━━━━━ RECORD EXTRACTS

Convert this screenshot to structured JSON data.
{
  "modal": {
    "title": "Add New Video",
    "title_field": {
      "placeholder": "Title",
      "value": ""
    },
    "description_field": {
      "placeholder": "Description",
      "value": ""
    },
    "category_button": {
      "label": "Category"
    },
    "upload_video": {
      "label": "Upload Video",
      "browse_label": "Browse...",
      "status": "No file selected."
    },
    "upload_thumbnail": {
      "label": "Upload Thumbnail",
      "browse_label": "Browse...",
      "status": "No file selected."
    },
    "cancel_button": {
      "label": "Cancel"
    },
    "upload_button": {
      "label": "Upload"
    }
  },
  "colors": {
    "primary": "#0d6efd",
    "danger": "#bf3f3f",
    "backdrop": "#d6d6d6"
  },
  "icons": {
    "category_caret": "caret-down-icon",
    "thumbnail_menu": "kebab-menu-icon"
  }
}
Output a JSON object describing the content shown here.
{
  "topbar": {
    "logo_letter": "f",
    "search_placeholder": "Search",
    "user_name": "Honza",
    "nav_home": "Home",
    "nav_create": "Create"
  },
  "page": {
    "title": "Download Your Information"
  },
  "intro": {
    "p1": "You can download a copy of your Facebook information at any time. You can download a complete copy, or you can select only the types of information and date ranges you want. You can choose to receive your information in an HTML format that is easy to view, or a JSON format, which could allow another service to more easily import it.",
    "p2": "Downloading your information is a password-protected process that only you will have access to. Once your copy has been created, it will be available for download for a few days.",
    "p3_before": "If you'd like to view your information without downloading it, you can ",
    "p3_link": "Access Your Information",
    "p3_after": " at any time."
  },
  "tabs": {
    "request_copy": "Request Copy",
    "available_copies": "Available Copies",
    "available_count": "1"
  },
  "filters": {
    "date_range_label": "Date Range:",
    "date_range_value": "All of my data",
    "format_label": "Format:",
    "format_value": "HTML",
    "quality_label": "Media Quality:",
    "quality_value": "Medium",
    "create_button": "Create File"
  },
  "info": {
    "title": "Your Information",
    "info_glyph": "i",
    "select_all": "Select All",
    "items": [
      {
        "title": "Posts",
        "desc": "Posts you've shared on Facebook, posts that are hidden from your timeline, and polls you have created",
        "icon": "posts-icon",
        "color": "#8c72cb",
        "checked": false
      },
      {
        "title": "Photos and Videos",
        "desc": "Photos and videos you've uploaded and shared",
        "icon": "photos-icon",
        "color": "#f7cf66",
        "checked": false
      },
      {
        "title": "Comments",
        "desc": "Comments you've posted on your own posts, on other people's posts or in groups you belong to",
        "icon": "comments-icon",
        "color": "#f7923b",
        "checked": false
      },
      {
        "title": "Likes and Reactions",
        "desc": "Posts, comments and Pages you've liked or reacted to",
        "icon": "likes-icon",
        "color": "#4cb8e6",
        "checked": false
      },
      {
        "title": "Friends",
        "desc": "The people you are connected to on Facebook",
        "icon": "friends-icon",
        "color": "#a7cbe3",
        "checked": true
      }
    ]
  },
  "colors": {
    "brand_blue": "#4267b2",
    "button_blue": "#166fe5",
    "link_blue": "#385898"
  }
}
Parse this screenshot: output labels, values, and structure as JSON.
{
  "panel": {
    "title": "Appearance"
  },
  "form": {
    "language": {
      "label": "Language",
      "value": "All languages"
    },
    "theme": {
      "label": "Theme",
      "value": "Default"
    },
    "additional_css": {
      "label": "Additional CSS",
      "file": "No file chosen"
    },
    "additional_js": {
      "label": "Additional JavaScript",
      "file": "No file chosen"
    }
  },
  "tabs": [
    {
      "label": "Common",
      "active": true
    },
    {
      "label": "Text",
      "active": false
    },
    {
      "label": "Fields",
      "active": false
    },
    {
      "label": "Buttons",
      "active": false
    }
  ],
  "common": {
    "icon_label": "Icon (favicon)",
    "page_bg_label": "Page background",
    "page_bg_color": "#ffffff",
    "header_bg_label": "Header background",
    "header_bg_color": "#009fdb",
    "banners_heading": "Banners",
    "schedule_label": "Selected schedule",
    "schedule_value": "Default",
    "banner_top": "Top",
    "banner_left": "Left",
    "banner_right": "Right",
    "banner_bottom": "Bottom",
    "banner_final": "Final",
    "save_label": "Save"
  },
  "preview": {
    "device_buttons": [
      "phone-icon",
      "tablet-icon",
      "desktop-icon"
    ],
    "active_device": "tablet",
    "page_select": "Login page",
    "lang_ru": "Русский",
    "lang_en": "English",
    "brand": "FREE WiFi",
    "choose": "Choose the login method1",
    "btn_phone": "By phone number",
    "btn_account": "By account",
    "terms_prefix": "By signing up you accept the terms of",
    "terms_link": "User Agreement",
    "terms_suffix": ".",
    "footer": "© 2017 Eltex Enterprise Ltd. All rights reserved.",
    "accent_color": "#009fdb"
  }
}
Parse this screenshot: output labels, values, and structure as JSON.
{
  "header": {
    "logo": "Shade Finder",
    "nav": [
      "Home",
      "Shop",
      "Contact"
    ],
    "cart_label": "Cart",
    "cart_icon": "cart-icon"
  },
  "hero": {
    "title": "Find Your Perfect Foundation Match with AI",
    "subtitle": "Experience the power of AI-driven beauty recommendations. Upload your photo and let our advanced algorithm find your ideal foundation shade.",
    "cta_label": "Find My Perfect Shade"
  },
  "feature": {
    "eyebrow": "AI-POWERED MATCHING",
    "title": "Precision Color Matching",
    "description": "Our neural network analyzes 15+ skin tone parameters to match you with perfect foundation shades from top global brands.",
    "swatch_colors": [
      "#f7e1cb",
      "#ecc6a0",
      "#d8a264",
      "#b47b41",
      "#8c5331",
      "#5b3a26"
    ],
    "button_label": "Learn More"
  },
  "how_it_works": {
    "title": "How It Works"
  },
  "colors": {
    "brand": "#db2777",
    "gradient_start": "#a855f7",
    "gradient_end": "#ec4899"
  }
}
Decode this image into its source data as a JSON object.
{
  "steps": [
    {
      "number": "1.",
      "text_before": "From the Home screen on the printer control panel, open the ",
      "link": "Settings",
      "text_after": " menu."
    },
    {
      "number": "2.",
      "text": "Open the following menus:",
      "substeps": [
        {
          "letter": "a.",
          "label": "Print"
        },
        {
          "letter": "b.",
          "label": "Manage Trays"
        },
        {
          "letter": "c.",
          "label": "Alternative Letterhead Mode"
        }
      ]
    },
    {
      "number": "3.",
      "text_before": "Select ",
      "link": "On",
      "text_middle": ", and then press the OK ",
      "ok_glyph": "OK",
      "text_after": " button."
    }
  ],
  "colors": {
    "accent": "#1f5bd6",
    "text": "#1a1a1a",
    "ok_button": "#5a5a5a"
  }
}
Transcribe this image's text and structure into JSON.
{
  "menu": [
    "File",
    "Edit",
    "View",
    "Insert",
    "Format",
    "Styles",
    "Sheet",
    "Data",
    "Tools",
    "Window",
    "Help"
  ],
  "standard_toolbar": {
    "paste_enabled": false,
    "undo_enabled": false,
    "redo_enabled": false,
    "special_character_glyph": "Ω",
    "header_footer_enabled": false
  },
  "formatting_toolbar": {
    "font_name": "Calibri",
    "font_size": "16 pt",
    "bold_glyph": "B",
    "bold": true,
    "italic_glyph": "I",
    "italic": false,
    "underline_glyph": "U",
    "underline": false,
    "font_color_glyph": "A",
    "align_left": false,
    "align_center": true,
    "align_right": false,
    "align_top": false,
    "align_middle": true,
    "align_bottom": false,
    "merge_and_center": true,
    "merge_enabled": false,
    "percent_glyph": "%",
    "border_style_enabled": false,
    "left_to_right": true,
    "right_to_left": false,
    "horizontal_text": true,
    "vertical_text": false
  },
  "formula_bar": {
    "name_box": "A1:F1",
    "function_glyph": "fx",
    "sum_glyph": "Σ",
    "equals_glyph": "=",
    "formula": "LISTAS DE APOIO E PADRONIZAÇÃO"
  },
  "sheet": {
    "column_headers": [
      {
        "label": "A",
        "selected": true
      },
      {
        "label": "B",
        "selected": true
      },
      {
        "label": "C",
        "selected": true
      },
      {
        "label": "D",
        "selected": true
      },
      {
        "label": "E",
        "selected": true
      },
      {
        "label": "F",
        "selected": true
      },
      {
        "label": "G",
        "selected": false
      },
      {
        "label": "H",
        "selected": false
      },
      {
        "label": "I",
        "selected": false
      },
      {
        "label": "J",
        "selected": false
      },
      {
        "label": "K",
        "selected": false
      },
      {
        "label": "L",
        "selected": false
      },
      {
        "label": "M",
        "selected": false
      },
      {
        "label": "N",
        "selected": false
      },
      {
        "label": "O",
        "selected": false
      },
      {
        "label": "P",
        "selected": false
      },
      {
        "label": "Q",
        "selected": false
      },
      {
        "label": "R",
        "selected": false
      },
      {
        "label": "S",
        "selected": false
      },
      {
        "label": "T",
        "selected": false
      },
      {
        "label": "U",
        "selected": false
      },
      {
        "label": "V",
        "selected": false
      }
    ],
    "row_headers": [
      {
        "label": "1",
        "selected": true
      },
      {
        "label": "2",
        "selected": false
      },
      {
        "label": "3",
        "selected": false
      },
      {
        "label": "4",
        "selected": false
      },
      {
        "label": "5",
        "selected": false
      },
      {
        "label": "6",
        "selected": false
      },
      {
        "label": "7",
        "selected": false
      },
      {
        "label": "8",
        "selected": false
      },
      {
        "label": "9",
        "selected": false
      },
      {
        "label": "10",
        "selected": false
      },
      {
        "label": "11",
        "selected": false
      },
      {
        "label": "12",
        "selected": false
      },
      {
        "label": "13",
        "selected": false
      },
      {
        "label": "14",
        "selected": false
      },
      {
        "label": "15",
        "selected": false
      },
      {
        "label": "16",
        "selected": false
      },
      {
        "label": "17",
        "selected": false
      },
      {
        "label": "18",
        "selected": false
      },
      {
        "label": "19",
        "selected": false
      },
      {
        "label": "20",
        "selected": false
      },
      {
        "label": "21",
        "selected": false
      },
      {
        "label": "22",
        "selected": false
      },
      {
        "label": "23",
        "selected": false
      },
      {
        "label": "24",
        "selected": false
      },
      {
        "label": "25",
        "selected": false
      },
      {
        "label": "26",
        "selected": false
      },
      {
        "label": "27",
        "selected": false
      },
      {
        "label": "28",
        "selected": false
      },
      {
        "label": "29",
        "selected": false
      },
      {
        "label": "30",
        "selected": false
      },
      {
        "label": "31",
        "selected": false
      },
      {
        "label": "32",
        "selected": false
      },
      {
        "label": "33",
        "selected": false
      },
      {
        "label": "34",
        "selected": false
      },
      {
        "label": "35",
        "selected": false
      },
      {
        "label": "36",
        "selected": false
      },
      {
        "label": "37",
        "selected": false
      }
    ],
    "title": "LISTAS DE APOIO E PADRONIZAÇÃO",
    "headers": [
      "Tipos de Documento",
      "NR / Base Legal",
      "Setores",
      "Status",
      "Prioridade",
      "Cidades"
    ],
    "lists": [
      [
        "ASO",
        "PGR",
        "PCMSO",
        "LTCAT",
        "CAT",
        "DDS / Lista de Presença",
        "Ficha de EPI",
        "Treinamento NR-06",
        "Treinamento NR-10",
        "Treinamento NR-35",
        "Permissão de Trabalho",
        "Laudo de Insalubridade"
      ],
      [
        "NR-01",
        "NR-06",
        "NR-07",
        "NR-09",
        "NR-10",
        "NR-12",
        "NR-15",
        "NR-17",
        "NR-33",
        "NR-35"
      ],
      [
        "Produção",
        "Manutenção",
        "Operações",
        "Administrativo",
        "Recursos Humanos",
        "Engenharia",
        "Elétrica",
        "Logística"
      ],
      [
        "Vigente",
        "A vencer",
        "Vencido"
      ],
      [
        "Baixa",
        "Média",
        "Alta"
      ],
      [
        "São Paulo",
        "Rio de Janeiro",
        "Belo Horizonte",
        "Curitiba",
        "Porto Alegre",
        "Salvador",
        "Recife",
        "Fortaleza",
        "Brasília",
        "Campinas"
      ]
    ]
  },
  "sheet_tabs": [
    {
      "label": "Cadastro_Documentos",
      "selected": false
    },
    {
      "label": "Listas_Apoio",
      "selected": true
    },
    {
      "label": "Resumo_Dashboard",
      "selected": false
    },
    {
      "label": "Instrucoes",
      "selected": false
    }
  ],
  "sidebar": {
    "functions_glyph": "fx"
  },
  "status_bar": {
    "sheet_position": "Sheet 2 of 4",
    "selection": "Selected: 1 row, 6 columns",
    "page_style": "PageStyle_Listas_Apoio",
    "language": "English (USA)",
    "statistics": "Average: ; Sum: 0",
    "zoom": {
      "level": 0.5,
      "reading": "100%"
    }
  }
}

━━━━━━━━━━

■ GOAL ■
Collect the lines of the records that include the string "HTML".

■ ANSWER TO THE EXERCISE ■
    "p1": "You can download a copy of your Facebook information at any time. You can download a complete copy, or you can select only the types of information and date ranges you want. You can choose to receive your information in an HTML format that is easy to view, or a JSON format, which could allow another service to more easily import it.",
    "format_value": "HTML",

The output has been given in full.